**STATED TASK:**
Transcribe the records below in full; pictures stay out of the copy.

**DATA EXTRACT:**

%%

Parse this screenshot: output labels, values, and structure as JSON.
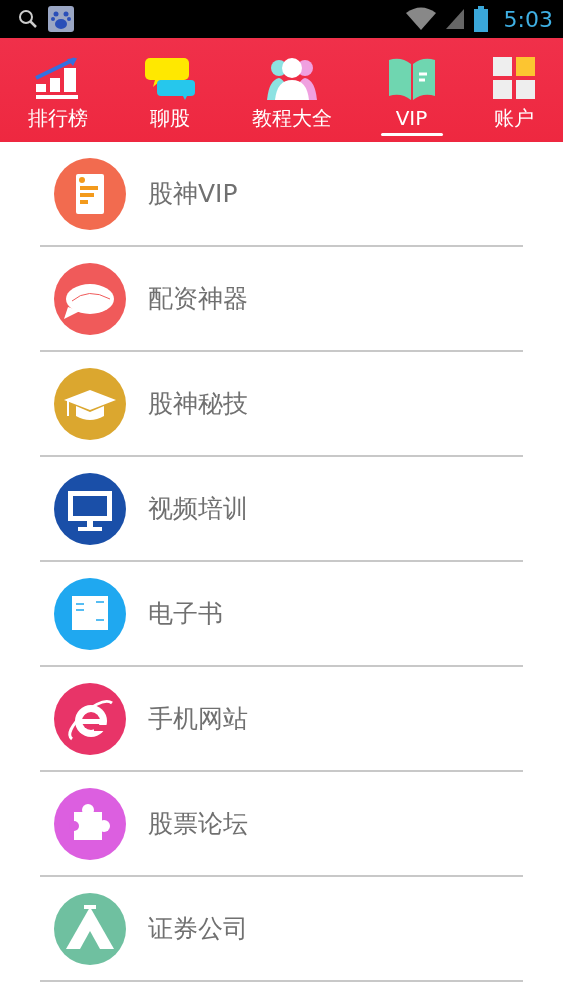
{
  "status_bar": {
    "time": "5:03"
  },
  "tabs": [
    {
      "label": "排行榜",
      "selected": false
    },
    {
      "label": "聊股",
      "selected": false
    },
    {
      "label": "教程大全",
      "selected": false
    },
    {
      "label": "VIP",
      "selected": true
    },
    {
      "label": "账户",
      "selected": false
    }
  ],
  "menu": [
    {
      "label": "股神VIP",
      "color": "#f26b4f"
    },
    {
      "label": "配资神器",
      "color": "#f05a5a"
    },
    {
      "label": "股神秘技",
      "color": "#dba72f"
    },
    {
      "label": "视频培训",
      "color": "#1a4fa8"
    },
    {
      "label": "电子书",
      "color": "#1fa8f0"
    },
    {
      "label": "手机网站",
      "color": "#e83468"
    },
    {
      "label": "股票论坛",
      "color": "#dc5fe0"
    },
    {
      "label": "证券公司",
      "color": "#6fc0a0"
    }
  ]
}
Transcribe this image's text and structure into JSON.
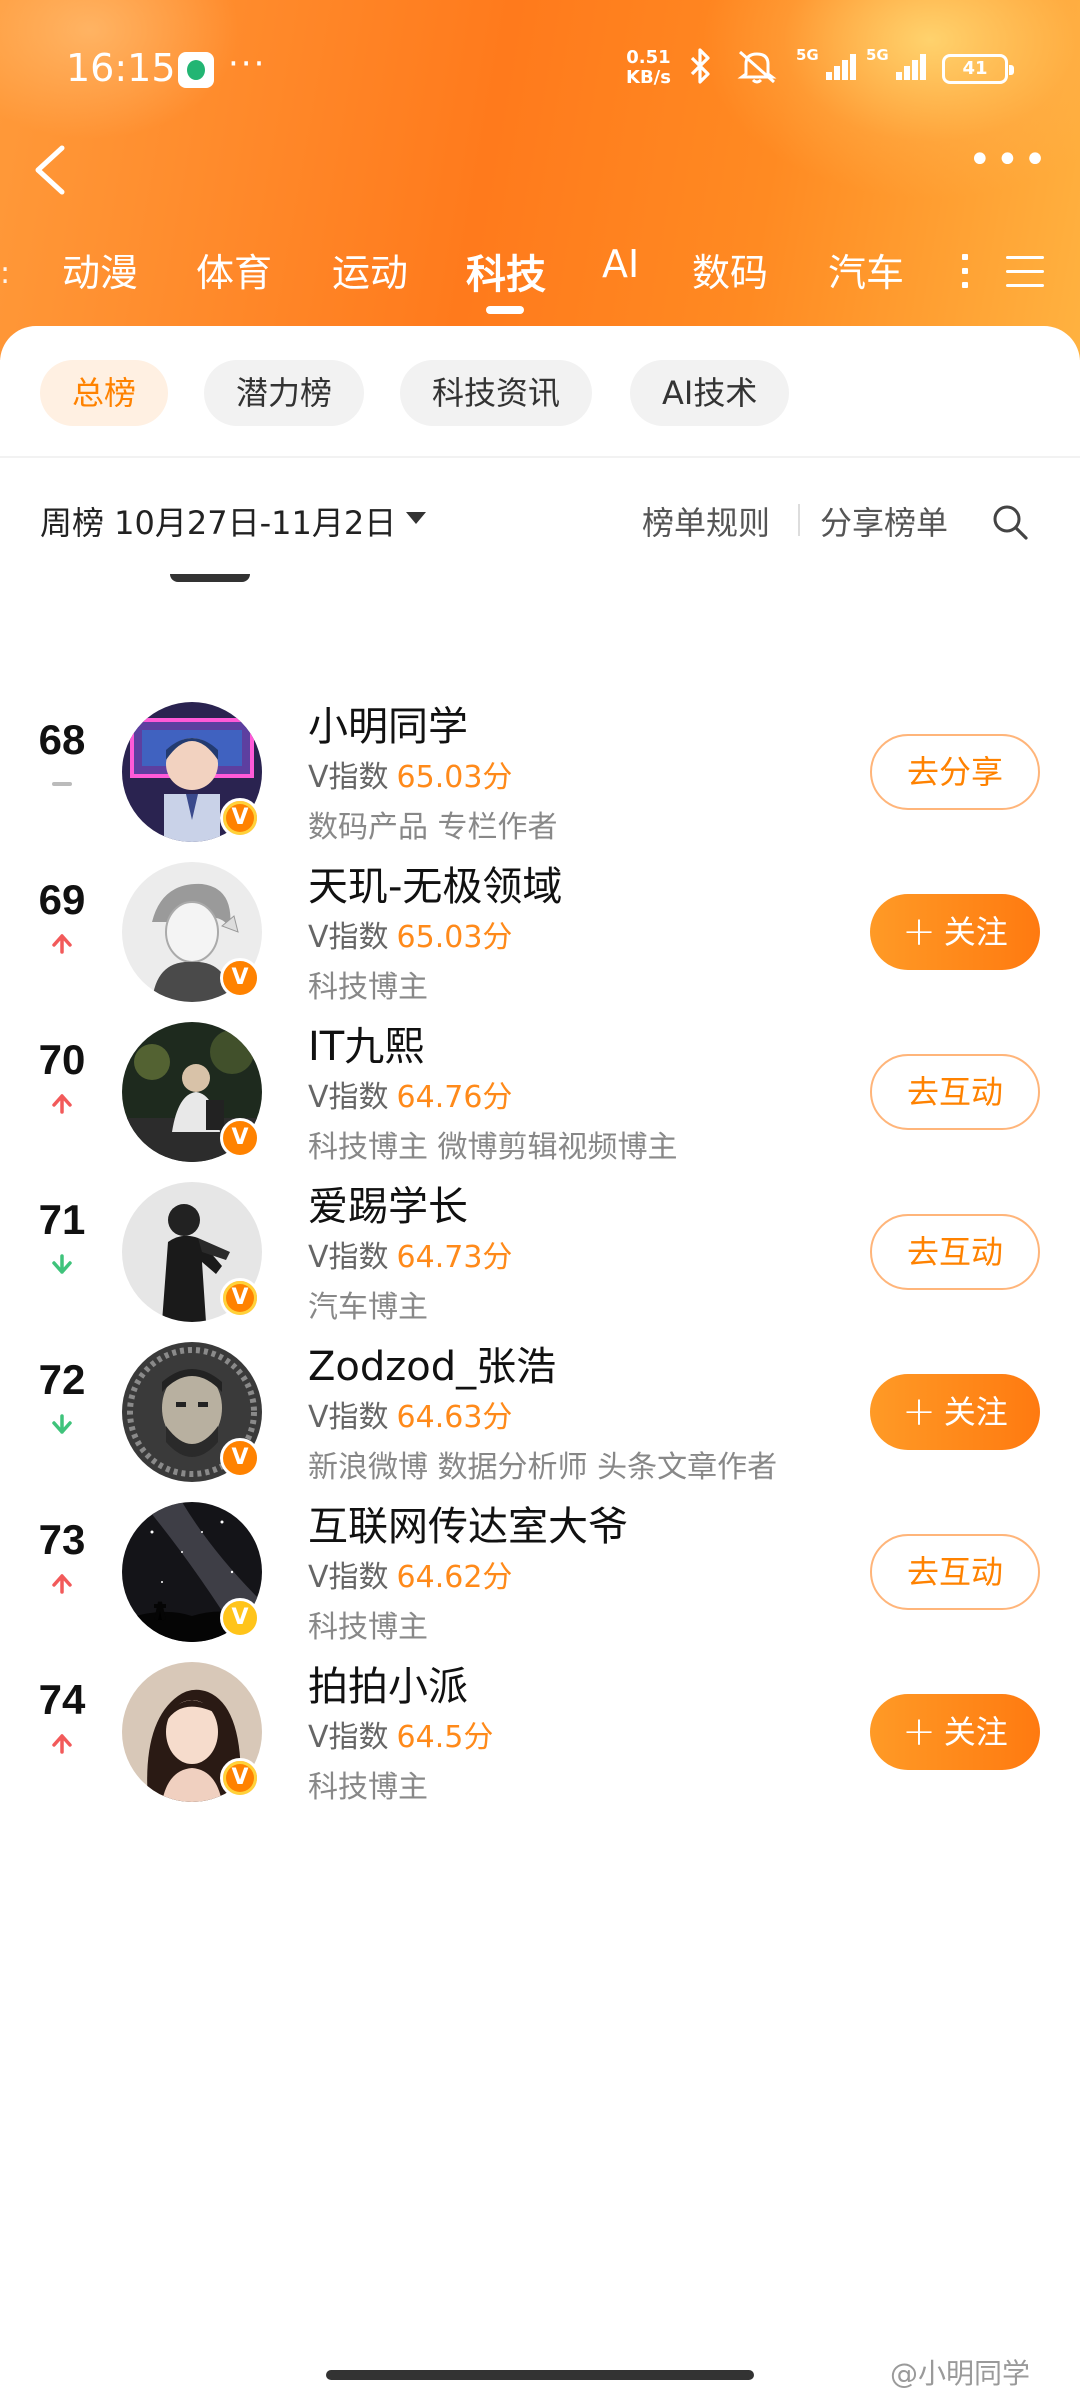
{
  "status_bar": {
    "time": "16:15",
    "net_speed_value": "0.51",
    "net_speed_unit": "KB/s",
    "signal1": "5G",
    "signal2": "5G",
    "battery": "41"
  },
  "category_tabs": [
    "动漫",
    "体育",
    "运动",
    "科技",
    "AI",
    "数码",
    "汽车"
  ],
  "active_category": "科技",
  "sub_tabs": [
    "总榜",
    "潜力榜",
    "科技资讯",
    "AI技术"
  ],
  "active_sub_tab": "总榜",
  "filter": {
    "week_label": "周榜 10月27日-11月2日",
    "rules_label": "榜单规则",
    "share_label": "分享榜单"
  },
  "list": [
    {
      "rank": "68",
      "trend": "same",
      "name": "小明同学",
      "vindex_label": "V指数",
      "score": "65.03分",
      "tags": "数码产品 专栏作者",
      "button": "去分享",
      "button_style": "outline",
      "badge": "red-in"
    },
    {
      "rank": "69",
      "trend": "up",
      "name": "天玑-无极领域",
      "vindex_label": "V指数",
      "score": "65.03分",
      "tags": "科技博主",
      "button": "关注",
      "button_style": "filled",
      "badge": "orange"
    },
    {
      "rank": "70",
      "trend": "up",
      "name": "IT九熙",
      "vindex_label": "V指数",
      "score": "64.76分",
      "tags": "科技博主 微博剪辑视频博主",
      "button": "去互动",
      "button_style": "outline",
      "badge": "orange"
    },
    {
      "rank": "71",
      "trend": "down",
      "name": "爱踢学长",
      "vindex_label": "V指数",
      "score": "64.73分",
      "tags": "汽车博主",
      "button": "去互动",
      "button_style": "outline",
      "badge": "red-in"
    },
    {
      "rank": "72",
      "trend": "down",
      "name": "Zodzod_张浩",
      "vindex_label": "V指数",
      "score": "64.63分",
      "tags": "新浪微博 数据分析师 头条文章作者",
      "button": "关注",
      "button_style": "filled",
      "badge": "orange"
    },
    {
      "rank": "73",
      "trend": "up",
      "name": "互联网传达室大爷",
      "vindex_label": "V指数",
      "score": "64.62分",
      "tags": "科技博主",
      "button": "去互动",
      "button_style": "outline",
      "badge": "gold"
    },
    {
      "rank": "74",
      "trend": "up",
      "name": "拍拍小派",
      "vindex_label": "V指数",
      "score": "64.5分",
      "tags": "科技博主",
      "button": "关注",
      "button_style": "filled",
      "badge": "red-in"
    }
  ],
  "watermark": "@小明同学",
  "colors": {
    "accent": "#ff8200",
    "trend_up": "#f25a5a",
    "trend_down": "#3fc37b",
    "trend_same": "#bbbbbb"
  }
}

%%

**COMPLETED EXERCISE:**
Parse this screenshot: output labels, values, and structure as JSON.
{
  "status_bar": {
    "time": "5:03"
  },
  "tabs": [
    {
      "label": "排行榜",
      "selected": false
    },
    {
      "label": "聊股",
      "selected": false
    },
    {
      "label": "教程大全",
      "selected": false
    },
    {
      "label": "VIP",
      "selected": true
    },
    {
      "label": "账户",
      "selected": false
    }
  ],
  "menu": [
    {
      "label": "股神VIP",
      "color": "#f26b4f"
    },
    {
      "label": "配资神器",
      "color": "#f05a5a"
    },
    {
      "label": "股神秘技",
      "color": "#dba72f"
    },
    {
      "label": "视频培训",
      "color": "#1a4fa8"
    },
    {
      "label": "电子书",
      "color": "#1fa8f0"
    },
    {
      "label": "手机网站",
      "color": "#e83468"
    },
    {
      "label": "股票论坛",
      "color": "#dc5fe0"
    },
    {
      "label": "证券公司",
      "color": "#6fc0a0"
    }
  ]
}
Transcribe this image's text and structure into JSON.
{
  "status_bar": {
    "time": "16:15",
    "net_speed_value": "0.51",
    "net_speed_unit": "KB/s",
    "signal1": "5G",
    "signal2": "5G",
    "battery": "41"
  },
  "category_tabs": [
    "动漫",
    "体育",
    "运动",
    "科技",
    "AI",
    "数码",
    "汽车"
  ],
  "active_category": "科技",
  "sub_tabs": [
    "总榜",
    "潜力榜",
    "科技资讯",
    "AI技术"
  ],
  "active_sub_tab": "总榜",
  "filter": {
    "week_label": "周榜 10月27日-11月2日",
    "rules_label": "榜单规则",
    "share_label": "分享榜单"
  },
  "list": [
    {
      "rank": "68",
      "trend": "same",
      "name": "小明同学",
      "vindex_label": "V指数",
      "score": "65.03分",
      "tags": "数码产品 专栏作者",
      "button": "去分享",
      "button_style": "outline",
      "badge": "red-in"
    },
    {
      "rank": "69",
      "trend": "up",
      "name": "天玑-无极领域",
      "vindex_label": "V指数",
      "score": "65.03分",
      "tags": "科技博主",
      "button": "关注",
      "button_style": "filled",
      "badge": "orange"
    },
    {
      "rank": "70",
      "trend": "up",
      "name": "IT九熙",
      "vindex_label": "V指数",
      "score": "64.76分",
      "tags": "科技博主 微博剪辑视频博主",
      "button": "去互动",
      "button_style": "outline",
      "badge": "orange"
    },
    {
      "rank": "71",
      "trend": "down",
      "name": "爱踢学长",
      "vindex_label": "V指数",
      "score": "64.73分",
      "tags": "汽车博主",
      "button": "去互动",
      "button_style": "outline",
      "badge": "red-in"
    },
    {
      "rank": "72",
      "trend": "down",
      "name": "Zodzod_张浩",
      "vindex_label": "V指数",
      "score": "64.63分",
      "tags": "新浪微博 数据分析师 头条文章作者",
      "button": "关注",
      "button_style": "filled",
      "badge": "orange"
    },
    {
      "rank": "73",
      "trend": "up",
      "name": "互联网传达室大爷",
      "vindex_label": "V指数",
      "score": "64.62分",
      "tags": "科技博主",
      "button": "去互动",
      "button_style": "outline",
      "badge": "gold"
    },
    {
      "rank": "74",
      "trend": "up",
      "name": "拍拍小派",
      "vindex_label": "V指数",
      "score": "64.5分",
      "tags": "科技博主",
      "button": "关注",
      "button_style": "filled",
      "badge": "red-in"
    }
  ],
  "watermark": "@小明同学",
  "colors": {
    "accent": "#ff8200",
    "trend_up": "#f25a5a",
    "trend_down": "#3fc37b",
    "trend_same": "#bbbbbb"
  }
}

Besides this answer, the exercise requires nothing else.